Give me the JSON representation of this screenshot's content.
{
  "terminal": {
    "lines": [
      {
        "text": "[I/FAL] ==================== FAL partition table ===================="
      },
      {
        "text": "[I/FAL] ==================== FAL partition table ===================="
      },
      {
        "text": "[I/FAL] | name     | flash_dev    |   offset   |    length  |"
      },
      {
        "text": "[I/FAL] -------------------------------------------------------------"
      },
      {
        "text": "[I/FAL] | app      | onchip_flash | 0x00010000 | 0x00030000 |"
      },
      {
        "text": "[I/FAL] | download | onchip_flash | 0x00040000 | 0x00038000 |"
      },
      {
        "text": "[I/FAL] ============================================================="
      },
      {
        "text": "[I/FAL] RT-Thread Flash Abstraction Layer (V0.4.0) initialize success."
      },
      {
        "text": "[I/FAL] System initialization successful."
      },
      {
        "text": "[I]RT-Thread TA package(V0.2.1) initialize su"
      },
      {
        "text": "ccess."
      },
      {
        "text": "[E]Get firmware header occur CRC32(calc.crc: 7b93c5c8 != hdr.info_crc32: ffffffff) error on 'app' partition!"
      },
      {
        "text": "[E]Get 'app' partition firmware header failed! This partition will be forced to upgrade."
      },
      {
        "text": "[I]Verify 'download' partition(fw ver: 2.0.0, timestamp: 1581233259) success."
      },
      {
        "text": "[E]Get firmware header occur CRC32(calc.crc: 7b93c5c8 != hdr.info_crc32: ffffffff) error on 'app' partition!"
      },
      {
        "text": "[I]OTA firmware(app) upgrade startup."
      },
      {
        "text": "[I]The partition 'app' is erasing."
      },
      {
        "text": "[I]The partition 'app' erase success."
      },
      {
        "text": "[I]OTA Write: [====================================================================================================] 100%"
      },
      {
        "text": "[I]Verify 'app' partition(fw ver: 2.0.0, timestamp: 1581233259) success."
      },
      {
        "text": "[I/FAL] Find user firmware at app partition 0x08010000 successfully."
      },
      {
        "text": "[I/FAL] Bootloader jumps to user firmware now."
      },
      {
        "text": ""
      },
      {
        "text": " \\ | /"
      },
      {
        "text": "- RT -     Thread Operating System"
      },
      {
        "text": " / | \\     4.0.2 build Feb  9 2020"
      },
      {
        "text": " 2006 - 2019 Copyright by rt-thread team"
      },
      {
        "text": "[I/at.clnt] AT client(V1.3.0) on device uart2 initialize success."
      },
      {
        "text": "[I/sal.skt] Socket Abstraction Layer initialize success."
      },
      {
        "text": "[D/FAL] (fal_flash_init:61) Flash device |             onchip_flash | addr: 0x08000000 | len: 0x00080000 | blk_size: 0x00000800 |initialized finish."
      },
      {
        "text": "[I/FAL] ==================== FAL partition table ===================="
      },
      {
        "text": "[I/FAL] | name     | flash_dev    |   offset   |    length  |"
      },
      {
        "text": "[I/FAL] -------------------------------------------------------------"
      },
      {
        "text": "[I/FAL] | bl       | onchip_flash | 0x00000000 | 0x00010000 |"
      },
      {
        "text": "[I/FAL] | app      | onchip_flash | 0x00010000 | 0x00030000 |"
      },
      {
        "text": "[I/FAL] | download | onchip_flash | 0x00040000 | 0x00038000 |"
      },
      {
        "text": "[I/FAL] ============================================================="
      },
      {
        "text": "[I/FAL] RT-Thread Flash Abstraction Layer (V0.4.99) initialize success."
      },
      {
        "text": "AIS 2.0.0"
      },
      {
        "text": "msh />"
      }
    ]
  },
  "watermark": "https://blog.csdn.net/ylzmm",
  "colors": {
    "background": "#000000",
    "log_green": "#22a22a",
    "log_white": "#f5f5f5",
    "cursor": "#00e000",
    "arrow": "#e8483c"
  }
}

- - -

_Problem details_: Transcribe every entry word for word.

_Exercise result_:
Give me the JSON representation of this screenshot's content.
{
  "terminal": {
    "lines": [
      {
        "text": "[I/FAL] ==================== FAL partition table ===================="
      },
      {
        "text": "[I/FAL] ==================== FAL partition table ===================="
      },
      {
        "text": "[I/FAL] | name     | flash_dev    |   offset   |    length  |"
      },
      {
        "text": "[I/FAL] -------------------------------------------------------------"
      },
      {
        "text": "[I/FAL] | app      | onchip_flash | 0x00010000 | 0x00030000 |"
      },
      {
        "text": "[I/FAL] | download | onchip_flash | 0x00040000 | 0x00038000 |"
      },
      {
        "text": "[I/FAL] ============================================================="
      },
      {
        "text": "[I/FAL] RT-Thread Flash Abstraction Layer (V0.4.0) initialize success."
      },
      {
        "text": "[I/FAL] System initialization successful."
      },
      {
        "text": "[I]RT-Thread TA package(V0.2.1) initialize su"
      },
      {
        "text": "ccess."
      },
      {
        "text": "[E]Get firmware header occur CRC32(calc.crc: 7b93c5c8 != hdr.info_crc32: ffffffff) error on 'app' partition!"
      },
      {
        "text": "[E]Get 'app' partition firmware header failed! This partition will be forced to upgrade."
      },
      {
        "text": "[I]Verify 'download' partition(fw ver: 2.0.0, timestamp: 1581233259) success."
      },
      {
        "text": "[E]Get firmware header occur CRC32(calc.crc: 7b93c5c8 != hdr.info_crc32: ffffffff) error on 'app' partition!"
      },
      {
        "text": "[I]OTA firmware(app) upgrade startup."
      },
      {
        "text": "[I]The partition 'app' is erasing."
      },
      {
        "text": "[I]The partition 'app' erase success."
      },
      {
        "text": "[I]OTA Write: [====================================================================================================] 100%"
      },
      {
        "text": "[I]Verify 'app' partition(fw ver: 2.0.0, timestamp: 1581233259) success."
      },
      {
        "text": "[I/FAL] Find user firmware at app partition 0x08010000 successfully."
      },
      {
        "text": "[I/FAL] Bootloader jumps to user firmware now."
      },
      {
        "text": ""
      },
      {
        "text": " \\ | /"
      },
      {
        "text": "- RT -     Thread Operating System"
      },
      {
        "text": " / | \\     4.0.2 build Feb  9 2020"
      },
      {
        "text": " 2006 - 2019 Copyright by rt-thread team"
      },
      {
        "text": "[I/at.clnt] AT client(V1.3.0) on device uart2 initialize success."
      },
      {
        "text": "[I/sal.skt] Socket Abstraction Layer initialize success."
      },
      {
        "text": "[D/FAL] (fal_flash_init:61) Flash device |             onchip_flash | addr: 0x08000000 | len: 0x00080000 | blk_size: 0x00000800 |initialized finish."
      },
      {
        "text": "[I/FAL] ==================== FAL partition table ===================="
      },
      {
        "text": "[I/FAL] | name     | flash_dev    |   offset   |    length  |"
      },
      {
        "text": "[I/FAL] -------------------------------------------------------------"
      },
      {
        "text": "[I/FAL] | bl       | onchip_flash | 0x00000000 | 0x00010000 |"
      },
      {
        "text": "[I/FAL] | app      | onchip_flash | 0x00010000 | 0x00030000 |"
      },
      {
        "text": "[I/FAL] | download | onchip_flash | 0x00040000 | 0x00038000 |"
      },
      {
        "text": "[I/FAL] ============================================================="
      },
      {
        "text": "[I/FAL] RT-Thread Flash Abstraction Layer (V0.4.99) initialize success."
      },
      {
        "text": "AIS 2.0.0"
      },
      {
        "text": "msh />"
      }
    ]
  },
  "watermark": "https://blog.csdn.net/ylzmm",
  "colors": {
    "background": "#000000",
    "log_green": "#22a22a",
    "log_white": "#f5f5f5",
    "cursor": "#00e000",
    "arrow": "#e8483c"
  }
}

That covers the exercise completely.